Data items
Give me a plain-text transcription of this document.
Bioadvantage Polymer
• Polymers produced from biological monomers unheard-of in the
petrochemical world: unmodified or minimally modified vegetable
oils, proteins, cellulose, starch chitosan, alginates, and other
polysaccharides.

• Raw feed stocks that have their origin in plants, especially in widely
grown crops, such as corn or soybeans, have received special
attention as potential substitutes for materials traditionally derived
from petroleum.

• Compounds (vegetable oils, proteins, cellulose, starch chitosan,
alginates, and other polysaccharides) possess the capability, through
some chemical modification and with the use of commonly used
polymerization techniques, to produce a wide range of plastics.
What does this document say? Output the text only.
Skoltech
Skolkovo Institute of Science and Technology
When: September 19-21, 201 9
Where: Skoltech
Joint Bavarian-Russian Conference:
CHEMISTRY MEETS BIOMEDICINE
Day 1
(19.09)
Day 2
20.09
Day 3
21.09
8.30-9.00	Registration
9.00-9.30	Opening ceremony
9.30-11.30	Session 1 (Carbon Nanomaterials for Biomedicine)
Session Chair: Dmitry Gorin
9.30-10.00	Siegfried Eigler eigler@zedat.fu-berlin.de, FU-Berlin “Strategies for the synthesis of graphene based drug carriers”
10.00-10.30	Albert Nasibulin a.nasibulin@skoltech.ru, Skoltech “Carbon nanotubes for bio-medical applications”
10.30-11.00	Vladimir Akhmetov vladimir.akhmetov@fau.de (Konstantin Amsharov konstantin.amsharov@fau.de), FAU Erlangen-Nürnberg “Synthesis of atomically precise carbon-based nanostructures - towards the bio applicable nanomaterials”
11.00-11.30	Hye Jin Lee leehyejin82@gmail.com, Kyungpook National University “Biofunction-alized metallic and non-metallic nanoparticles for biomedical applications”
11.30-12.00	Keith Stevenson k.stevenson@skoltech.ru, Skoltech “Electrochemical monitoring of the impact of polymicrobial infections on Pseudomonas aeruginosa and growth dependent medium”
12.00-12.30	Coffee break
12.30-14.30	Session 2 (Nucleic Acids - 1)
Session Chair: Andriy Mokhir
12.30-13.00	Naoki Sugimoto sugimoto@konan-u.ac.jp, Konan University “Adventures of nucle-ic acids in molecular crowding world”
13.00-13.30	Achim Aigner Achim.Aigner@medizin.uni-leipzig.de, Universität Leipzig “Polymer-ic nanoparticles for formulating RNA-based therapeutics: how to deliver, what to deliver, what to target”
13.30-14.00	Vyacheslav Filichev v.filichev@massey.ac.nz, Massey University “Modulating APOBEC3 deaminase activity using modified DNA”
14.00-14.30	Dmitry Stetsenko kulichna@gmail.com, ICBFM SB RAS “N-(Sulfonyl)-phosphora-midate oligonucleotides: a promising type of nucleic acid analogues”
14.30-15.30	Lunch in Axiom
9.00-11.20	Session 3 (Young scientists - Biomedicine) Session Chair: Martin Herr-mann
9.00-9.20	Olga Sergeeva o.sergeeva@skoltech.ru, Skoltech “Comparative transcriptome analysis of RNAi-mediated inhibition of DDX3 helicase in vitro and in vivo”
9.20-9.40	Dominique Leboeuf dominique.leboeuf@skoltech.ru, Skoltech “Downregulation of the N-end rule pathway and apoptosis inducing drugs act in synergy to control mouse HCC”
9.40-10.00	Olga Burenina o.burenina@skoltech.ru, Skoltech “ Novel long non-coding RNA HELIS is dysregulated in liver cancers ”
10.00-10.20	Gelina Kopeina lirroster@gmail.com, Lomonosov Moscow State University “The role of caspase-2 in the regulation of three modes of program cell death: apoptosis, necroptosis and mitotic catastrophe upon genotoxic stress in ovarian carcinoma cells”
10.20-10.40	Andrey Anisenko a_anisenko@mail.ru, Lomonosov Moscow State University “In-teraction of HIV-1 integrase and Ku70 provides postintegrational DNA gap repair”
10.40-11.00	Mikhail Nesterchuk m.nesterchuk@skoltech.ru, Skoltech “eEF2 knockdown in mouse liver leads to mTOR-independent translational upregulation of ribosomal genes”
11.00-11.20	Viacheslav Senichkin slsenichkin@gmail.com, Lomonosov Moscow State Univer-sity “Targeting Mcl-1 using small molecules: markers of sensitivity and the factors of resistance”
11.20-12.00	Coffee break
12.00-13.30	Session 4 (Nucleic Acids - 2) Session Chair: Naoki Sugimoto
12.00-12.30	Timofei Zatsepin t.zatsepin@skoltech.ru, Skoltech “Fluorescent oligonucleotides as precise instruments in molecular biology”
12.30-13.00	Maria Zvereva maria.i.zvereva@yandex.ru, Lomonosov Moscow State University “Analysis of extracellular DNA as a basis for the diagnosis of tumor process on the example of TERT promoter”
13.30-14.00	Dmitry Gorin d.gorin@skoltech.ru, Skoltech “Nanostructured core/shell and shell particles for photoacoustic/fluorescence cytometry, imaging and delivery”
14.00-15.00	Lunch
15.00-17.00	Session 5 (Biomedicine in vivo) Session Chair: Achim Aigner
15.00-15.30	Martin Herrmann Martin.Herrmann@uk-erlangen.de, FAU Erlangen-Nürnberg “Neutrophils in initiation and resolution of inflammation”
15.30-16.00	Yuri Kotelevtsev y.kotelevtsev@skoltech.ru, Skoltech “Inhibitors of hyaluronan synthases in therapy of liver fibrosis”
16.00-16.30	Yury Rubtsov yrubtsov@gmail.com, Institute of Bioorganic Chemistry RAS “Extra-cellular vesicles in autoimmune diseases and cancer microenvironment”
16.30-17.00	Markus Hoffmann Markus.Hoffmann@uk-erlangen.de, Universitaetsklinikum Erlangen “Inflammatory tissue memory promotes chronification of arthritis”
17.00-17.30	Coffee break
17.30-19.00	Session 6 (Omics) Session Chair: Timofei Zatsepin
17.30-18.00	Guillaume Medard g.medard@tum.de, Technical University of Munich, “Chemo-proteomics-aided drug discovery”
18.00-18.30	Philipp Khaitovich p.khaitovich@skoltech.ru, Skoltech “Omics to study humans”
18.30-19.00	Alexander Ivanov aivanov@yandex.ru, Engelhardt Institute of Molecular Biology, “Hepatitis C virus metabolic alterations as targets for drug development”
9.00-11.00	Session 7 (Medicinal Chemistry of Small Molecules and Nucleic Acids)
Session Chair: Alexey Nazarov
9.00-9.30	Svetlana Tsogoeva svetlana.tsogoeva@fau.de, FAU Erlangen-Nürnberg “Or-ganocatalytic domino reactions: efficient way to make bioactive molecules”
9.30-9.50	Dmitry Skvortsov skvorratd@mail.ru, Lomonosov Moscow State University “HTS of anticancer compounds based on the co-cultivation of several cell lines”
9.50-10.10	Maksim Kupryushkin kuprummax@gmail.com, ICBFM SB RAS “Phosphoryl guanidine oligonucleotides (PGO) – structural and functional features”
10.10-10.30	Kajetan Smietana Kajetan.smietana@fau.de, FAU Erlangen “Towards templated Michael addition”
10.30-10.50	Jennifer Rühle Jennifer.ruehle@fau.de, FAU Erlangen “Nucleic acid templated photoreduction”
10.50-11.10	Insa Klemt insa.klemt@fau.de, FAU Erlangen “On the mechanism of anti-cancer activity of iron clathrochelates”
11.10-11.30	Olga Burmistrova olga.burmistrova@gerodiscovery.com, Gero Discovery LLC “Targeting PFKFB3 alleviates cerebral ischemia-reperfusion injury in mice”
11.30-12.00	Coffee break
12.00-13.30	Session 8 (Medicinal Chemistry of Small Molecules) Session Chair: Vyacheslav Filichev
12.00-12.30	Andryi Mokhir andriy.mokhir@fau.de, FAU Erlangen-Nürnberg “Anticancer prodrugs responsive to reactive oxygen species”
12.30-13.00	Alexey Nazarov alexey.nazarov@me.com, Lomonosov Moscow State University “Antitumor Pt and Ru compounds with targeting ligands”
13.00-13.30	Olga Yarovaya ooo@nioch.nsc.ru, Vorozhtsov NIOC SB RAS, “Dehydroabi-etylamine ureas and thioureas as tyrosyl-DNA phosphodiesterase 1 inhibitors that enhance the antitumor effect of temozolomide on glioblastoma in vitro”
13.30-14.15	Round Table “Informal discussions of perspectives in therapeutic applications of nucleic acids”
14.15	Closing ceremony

* **Task**:
Look through the records above for the word "Achim" and state how many lines contain it, giving the number alone.

* **Answer to this task**:
2